▶ REQUIREMENTS
Copy every line that mentions the word "index".

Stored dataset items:
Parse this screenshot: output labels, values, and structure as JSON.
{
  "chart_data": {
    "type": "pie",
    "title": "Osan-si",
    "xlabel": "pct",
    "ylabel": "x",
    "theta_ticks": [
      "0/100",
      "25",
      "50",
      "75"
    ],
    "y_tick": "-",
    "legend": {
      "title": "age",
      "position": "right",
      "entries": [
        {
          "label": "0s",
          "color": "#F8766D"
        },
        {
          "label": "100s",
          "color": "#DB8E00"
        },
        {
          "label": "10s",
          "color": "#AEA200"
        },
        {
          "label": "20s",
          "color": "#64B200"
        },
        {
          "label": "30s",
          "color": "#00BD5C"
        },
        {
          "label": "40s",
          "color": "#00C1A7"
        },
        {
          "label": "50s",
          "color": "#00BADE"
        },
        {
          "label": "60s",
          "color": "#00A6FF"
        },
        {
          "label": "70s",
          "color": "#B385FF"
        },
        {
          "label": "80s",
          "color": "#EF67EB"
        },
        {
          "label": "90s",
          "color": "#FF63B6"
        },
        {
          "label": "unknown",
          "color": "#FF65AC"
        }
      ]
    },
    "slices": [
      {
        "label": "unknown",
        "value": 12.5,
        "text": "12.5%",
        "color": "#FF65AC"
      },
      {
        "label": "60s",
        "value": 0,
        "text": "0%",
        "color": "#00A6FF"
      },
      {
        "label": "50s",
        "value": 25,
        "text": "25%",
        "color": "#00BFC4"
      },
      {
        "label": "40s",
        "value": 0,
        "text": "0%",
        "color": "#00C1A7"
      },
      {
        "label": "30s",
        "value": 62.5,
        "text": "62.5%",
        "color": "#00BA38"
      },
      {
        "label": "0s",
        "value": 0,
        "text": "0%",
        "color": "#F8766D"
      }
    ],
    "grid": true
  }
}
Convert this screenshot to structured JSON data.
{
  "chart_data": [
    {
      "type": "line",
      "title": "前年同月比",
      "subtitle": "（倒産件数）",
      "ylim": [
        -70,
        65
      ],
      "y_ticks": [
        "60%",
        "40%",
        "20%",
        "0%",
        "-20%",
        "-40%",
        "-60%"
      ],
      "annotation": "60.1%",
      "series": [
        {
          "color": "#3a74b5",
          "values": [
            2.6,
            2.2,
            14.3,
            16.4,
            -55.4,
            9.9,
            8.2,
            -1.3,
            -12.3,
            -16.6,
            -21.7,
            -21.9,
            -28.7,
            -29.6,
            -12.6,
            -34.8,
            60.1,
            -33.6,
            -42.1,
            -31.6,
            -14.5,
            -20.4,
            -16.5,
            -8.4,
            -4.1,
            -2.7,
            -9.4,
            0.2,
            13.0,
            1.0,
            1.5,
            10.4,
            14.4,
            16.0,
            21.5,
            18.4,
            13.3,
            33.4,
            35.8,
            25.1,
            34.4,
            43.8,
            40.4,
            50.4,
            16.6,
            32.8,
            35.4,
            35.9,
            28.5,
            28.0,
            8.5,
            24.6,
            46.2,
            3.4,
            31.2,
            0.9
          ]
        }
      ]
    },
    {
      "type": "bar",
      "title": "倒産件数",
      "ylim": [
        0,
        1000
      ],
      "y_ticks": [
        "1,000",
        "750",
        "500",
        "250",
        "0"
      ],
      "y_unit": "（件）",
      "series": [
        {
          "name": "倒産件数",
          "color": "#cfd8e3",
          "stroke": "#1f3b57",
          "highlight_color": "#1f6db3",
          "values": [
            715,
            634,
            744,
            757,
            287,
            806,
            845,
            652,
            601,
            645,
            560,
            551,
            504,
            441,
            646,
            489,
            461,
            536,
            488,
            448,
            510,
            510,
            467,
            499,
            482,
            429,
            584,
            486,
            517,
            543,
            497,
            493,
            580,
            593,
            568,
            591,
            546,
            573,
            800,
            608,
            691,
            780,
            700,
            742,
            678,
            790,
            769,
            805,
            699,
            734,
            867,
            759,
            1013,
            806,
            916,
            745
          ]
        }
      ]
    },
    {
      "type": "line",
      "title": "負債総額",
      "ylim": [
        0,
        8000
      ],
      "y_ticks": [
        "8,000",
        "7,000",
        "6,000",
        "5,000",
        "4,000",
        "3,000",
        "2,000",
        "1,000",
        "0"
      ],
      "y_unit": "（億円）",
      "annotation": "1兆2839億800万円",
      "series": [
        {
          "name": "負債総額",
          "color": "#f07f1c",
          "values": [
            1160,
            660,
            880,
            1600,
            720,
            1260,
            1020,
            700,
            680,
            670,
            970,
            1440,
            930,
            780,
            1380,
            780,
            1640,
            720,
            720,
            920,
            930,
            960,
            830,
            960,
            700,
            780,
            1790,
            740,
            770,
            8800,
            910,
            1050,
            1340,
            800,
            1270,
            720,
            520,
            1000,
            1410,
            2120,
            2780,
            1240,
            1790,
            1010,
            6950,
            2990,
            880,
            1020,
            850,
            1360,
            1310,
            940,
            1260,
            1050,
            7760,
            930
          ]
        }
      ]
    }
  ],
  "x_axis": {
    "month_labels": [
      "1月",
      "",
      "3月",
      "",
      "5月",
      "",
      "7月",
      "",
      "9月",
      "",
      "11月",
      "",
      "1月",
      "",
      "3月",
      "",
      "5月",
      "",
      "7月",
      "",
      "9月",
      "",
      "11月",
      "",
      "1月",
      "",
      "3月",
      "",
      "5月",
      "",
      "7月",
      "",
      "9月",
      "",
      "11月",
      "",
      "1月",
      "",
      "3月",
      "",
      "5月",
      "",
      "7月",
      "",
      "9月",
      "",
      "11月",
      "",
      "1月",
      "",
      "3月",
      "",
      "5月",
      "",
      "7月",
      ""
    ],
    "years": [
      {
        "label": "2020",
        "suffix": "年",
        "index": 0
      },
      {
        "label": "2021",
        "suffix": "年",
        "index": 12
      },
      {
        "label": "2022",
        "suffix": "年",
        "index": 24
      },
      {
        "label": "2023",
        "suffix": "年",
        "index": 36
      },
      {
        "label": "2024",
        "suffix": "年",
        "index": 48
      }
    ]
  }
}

▶ ANSWER TO THE EXERCISE
        "index": 0
        "index": 12
        "index": 24
        "index": 36
        "index": 48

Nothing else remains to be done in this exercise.